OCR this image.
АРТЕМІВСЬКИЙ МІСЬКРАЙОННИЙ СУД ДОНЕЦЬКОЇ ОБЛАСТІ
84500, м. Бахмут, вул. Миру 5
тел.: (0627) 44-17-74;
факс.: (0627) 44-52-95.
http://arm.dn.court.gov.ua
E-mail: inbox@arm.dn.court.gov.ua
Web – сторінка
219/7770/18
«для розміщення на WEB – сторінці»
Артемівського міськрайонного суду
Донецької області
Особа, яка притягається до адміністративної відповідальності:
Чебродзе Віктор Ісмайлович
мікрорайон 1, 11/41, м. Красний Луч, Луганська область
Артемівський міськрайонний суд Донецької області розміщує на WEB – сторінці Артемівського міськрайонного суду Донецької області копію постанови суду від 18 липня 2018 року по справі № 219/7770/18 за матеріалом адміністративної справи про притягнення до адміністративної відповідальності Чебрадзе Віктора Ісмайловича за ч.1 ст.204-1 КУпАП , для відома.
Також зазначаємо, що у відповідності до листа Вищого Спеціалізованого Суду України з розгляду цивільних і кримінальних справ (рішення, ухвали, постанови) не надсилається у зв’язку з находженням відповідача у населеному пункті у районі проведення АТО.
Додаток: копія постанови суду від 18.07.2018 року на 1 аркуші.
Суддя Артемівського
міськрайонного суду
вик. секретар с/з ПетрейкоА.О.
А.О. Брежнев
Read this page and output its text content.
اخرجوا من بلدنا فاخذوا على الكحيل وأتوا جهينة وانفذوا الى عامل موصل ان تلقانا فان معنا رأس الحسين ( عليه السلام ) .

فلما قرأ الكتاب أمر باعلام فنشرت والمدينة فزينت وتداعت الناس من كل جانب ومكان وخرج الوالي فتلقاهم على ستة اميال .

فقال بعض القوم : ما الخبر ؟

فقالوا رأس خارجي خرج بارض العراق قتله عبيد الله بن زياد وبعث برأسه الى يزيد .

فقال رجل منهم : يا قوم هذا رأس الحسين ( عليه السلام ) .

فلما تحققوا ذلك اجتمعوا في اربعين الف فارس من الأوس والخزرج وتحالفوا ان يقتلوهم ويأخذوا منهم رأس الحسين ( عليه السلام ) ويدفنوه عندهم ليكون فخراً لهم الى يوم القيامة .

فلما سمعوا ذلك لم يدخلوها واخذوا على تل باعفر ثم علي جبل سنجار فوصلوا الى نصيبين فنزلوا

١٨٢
- - - - - - -
* **Written request**
Could you transcribe the records in full, exactly?

* **Result below**
OCR this image.
АРТЕМІВСЬКИЙ МІСЬКРАЙОННИЙ СУД ДОНЕЦЬКОЇ ОБЛАСТІ
84500, м. Бахмут, вул. Миру 5
тел.: (0627) 44-17-74;
факс.: (0627) 44-52-95.
http://arm.dn.court.gov.ua
E-mail: inbox@arm.dn.court.gov.ua
Web – сторінка
219/7770/18
«для розміщення на WEB – сторінці»
Артемівського міськрайонного суду
Донецької області
Особа, яка притягається до адміністративної відповідальності:
Чебродзе Віктор Ісмайлович
мікрорайон 1, 11/41, м. Красний Луч, Луганська область
Артемівський міськрайонний суд Донецької області розміщує на WEB – сторінці Артемівського міськрайонного суду Донецької області копію постанови суду від 18 липня 2018 року по справі № 219/7770/18 за матеріалом адміністративної справи про притягнення до адміністративної відповідальності Чебрадзе Віктора Ісмайловича за ч.1 ст.204-1 КУпАП , для відома.
Також зазначаємо, що у відповідності до листа Вищого Спеціалізованого Суду України з розгляду цивільних і кримінальних справ (рішення, ухвали, постанови) не надсилається у зв’язку з находженням відповідача у населеному пункті у районі проведення АТО.
Додаток: копія постанови суду від 18.07.2018 року на 1 аркуші.
Суддя Артемівського
міськрайонного суду
вик. секретар с/з ПетрейкоА.О.
А.О. Брежнев
Read this page and output its text content.
اخرجوا من بلدنا فاخذوا على الكحيل وأتوا جهينة وانفذوا الى عامل موصل ان تلقانا فان معنا رأس الحسين ( عليه السلام ) .

فلما قرأ الكتاب أمر باعلام فنشرت والمدينة فزينت وتداعت الناس من كل جانب ومكان وخرج الوالي فتلقاهم على ستة اميال .

فقال بعض القوم : ما الخبر ؟

فقالوا رأس خارجي خرج بارض العراق قتله عبيد الله بن زياد وبعث برأسه الى يزيد .

فقال رجل منهم : يا قوم هذا رأس الحسين ( عليه السلام ) .

فلما تحققوا ذلك اجتمعوا في اربعين الف فارس من الأوس والخزرج وتحالفوا ان يقتلوهم ويأخذوا منهم رأس الحسين ( عليه السلام ) ويدفنوه عندهم ليكون فخراً لهم الى يوم القيامة .

فلما سمعوا ذلك لم يدخلوها واخذوا على تل باعفر ثم علي جبل سنجار فوصلوا الى نصيبين فنزلوا

١٨٢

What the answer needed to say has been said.